[OCPBUGS-21647] When OCB is enabled, a node is drained before completing the image build - Red Hat Issue Tracker

Type: Bug
Resolution: Won't Do
Priority: Normal
Fix Version/s: None
Affects Version/s: 4.15.0
Component/s: Machine Config Operator
Labels:
- mco-triaged
- qe-ocb-test

Severity:
Important
Regression:
No
Release Blocker:
Rejected
Blocked:
False
Blocked Reason:

Hide

None

Show
None

SFDC Cases Counter:
SFDC Cases Open:
SFDC Cases Links:

Description of problem:

In a cluster with the "On Cluster Build" functionality enabled, when a MC is created and a build is triggered, a node is drained before the build is completed.

We create a MC, a build pod is created and whereupon we can see the Mahchine Config Controller executing a drain operation in a node.

If the build pod is executed in the same node that is being drained, the build fails because the pod is deleted.

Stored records
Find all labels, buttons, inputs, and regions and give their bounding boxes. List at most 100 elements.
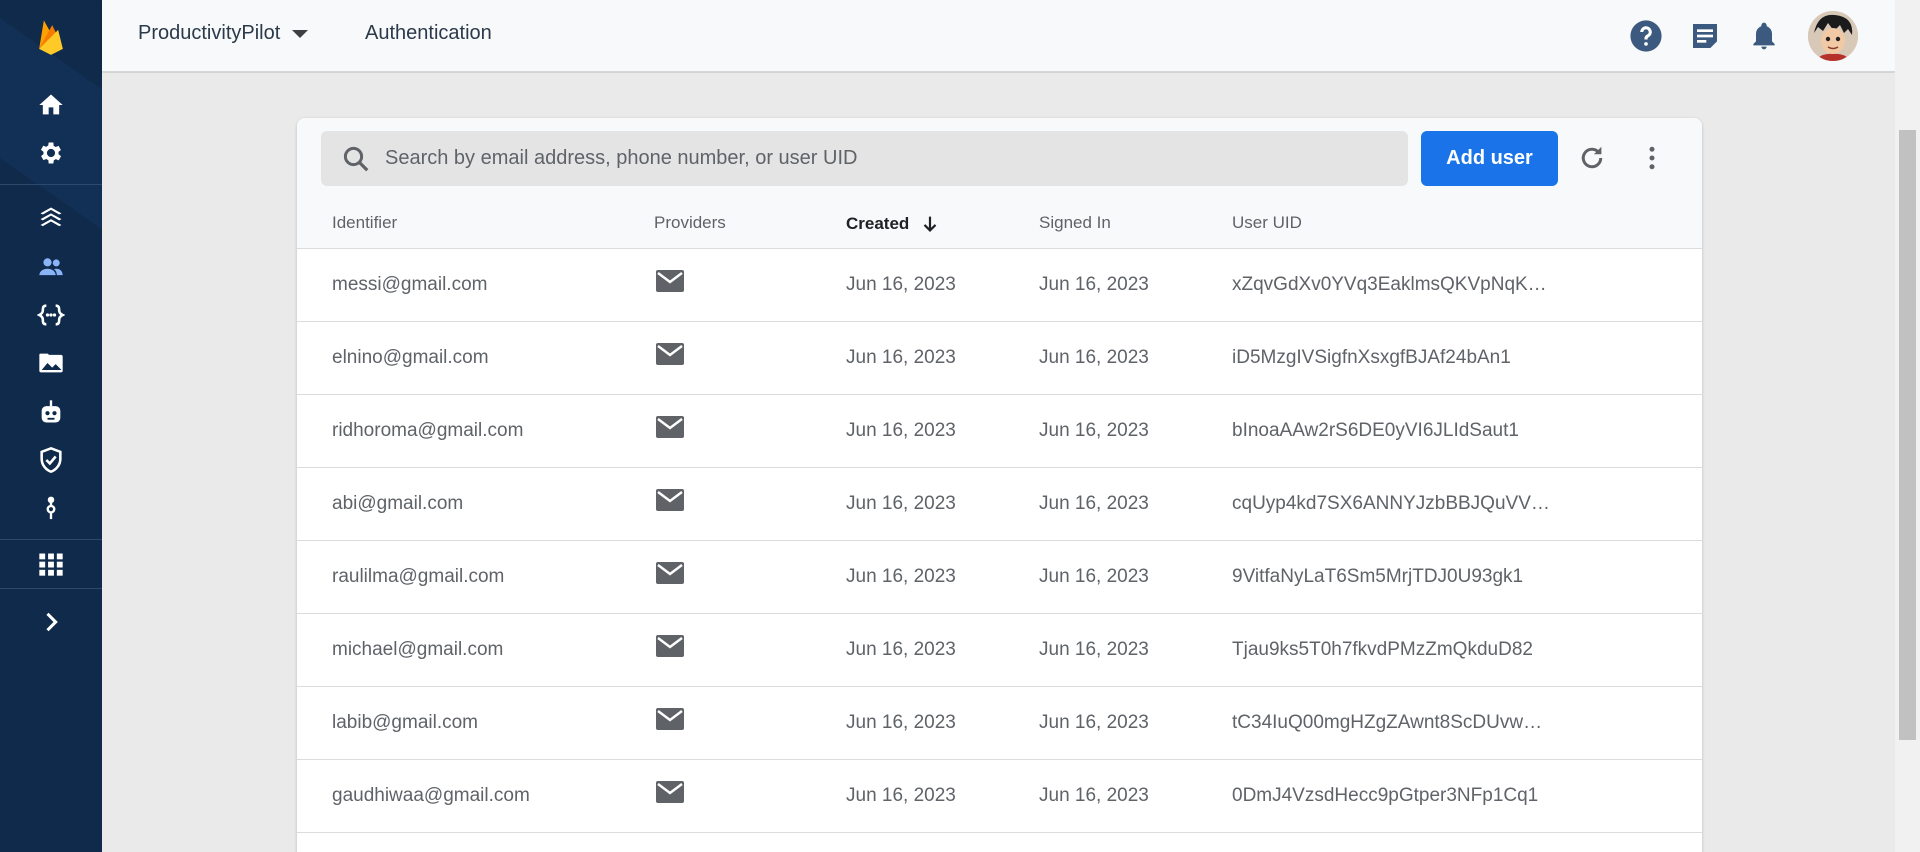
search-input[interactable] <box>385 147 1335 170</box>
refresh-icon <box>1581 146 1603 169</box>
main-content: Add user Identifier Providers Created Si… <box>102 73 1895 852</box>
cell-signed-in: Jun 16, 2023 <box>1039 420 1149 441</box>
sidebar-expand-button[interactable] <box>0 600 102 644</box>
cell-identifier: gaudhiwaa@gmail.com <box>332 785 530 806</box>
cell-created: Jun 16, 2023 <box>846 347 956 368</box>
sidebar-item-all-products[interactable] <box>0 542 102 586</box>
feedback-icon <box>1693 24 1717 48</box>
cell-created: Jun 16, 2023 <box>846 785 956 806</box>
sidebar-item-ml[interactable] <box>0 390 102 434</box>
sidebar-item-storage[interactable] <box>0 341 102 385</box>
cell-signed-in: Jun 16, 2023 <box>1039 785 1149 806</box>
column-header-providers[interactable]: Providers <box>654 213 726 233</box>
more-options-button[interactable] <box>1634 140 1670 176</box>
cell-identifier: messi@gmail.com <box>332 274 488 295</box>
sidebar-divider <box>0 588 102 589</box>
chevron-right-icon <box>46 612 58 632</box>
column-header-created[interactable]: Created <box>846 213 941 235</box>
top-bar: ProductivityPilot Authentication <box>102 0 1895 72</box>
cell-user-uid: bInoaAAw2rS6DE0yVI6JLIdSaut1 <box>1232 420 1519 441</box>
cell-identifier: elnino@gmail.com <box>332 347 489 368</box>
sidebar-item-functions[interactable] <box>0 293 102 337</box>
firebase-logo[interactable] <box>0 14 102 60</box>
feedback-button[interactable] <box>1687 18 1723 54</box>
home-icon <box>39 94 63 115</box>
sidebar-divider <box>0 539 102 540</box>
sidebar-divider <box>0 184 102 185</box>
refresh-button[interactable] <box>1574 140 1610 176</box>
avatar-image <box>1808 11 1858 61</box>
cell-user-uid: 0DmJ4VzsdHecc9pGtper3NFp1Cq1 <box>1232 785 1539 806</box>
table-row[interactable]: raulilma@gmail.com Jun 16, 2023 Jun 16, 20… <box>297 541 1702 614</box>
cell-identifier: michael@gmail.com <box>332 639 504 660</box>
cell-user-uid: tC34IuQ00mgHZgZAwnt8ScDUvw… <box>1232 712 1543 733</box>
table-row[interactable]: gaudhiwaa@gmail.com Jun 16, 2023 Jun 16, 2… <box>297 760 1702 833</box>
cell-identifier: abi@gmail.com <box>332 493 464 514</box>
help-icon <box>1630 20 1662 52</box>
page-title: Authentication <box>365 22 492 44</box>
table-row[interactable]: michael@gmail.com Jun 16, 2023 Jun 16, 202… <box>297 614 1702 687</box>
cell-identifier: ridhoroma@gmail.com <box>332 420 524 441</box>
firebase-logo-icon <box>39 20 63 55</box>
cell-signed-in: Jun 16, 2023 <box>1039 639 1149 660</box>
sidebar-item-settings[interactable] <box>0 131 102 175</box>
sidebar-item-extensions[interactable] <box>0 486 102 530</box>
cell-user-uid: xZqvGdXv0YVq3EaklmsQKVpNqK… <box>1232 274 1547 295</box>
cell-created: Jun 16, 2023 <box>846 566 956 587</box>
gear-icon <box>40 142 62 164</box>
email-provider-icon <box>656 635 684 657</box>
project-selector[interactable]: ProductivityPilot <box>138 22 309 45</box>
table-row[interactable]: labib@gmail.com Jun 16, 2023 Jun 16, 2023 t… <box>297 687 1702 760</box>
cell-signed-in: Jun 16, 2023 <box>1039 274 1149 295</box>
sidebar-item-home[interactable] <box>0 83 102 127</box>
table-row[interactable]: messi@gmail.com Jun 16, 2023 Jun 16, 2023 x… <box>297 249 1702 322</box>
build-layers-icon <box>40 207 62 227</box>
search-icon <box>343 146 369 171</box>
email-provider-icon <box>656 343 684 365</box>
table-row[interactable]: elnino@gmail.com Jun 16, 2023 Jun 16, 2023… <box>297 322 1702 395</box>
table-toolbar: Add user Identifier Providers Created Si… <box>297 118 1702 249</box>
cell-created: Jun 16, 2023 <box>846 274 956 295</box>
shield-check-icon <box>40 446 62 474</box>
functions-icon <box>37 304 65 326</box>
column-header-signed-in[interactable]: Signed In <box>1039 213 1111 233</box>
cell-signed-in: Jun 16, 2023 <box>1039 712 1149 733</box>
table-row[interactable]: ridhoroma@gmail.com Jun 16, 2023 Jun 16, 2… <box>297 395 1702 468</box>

• **WORK TO DO**:
a. In the records, copy out every line word for word, beginning at the line that has "search-input[interactable] <box>385 147" and stopping after the line that has "sidebar-divider <box>0 588 102 589</box>".
b. Pick up the bug report about nodes being drained during On Cluster Build where it stops.

• **ANSWERS PROVIDED**:
a.
search-input[interactable] <box>385 147 1335 170</box>
refresh-icon <box>1581 146 1603 169</box>
main-content: Add user Identifier Providers Created Si… <box>102 73 1895 852</box>
cell-signed-in: Jun 16, 2023 <box>1039 420 1149 441</box>
sidebar-expand-button[interactable] <box>0 600 102 644</box>
cell-identifier: gaudhiwaa@gmail.com <box>332 785 530 806</box>
cell-created: Jun 16, 2023 <box>846 347 956 368</box>
sidebar-item-all-products[interactable] <box>0 542 102 586</box>
feedback-icon <box>1693 24 1717 48</box>
cell-created: Jun 16, 2023 <box>846 785 956 806</box>
sidebar-item-ml[interactable] <box>0 390 102 434</box>
sidebar-item-storage[interactable] <box>0 341 102 385</box>
cell-signed-in: Jun 16, 2023 <box>1039 785 1149 806</box>
column-header-providers[interactable]: Providers <box>654 213 726 233</box>
more-options-button[interactable] <box>1634 140 1670 176</box>
cell-identifier: messi@gmail.com <box>332 274 488 295</box>
sidebar-divider <box>0 588 102 589</box>

b.
Version-Release number of selected component (if applicable):

4.15

How reproducible:

Always

Steps to Reproduce:

1. Enable OCB functionality
cat << EOF | oc create -f -
apiVersion: v1
data:
  baseImagePullSecretName: $(oc get secret -n openshift-config pull-secret -o json | jq "del(.metadata.namespace, .metadata.creationTimestamp, .metadata.resourceVersion, .metadata.uid, .metadata.name)" | jq '.metadata.name="pull-copy"' | oc -n openshift-machine-config-operator create -f - &> /dev/null; echo -n "pull-copy")
  finalImagePushSecretName: $(oc get -n openshift-machine-config-operator sa builder -ojsonpath='{.secrets[0].name}')
  finalImagePullspec: "image-registry.openshift-image-registry.svc:5000/openshift-machine-config-operator/ocb-image"
  imageBuilderType: ""
kind: ConfigMap
metadata:
  name: on-cluster-build-config
  namespace: openshift-machine-config-operator
EOF

oc label mcp/worker machineconfiguration.openshift.io/layering-enabled=


2. Wait for the build of the current rendered MC to be completed.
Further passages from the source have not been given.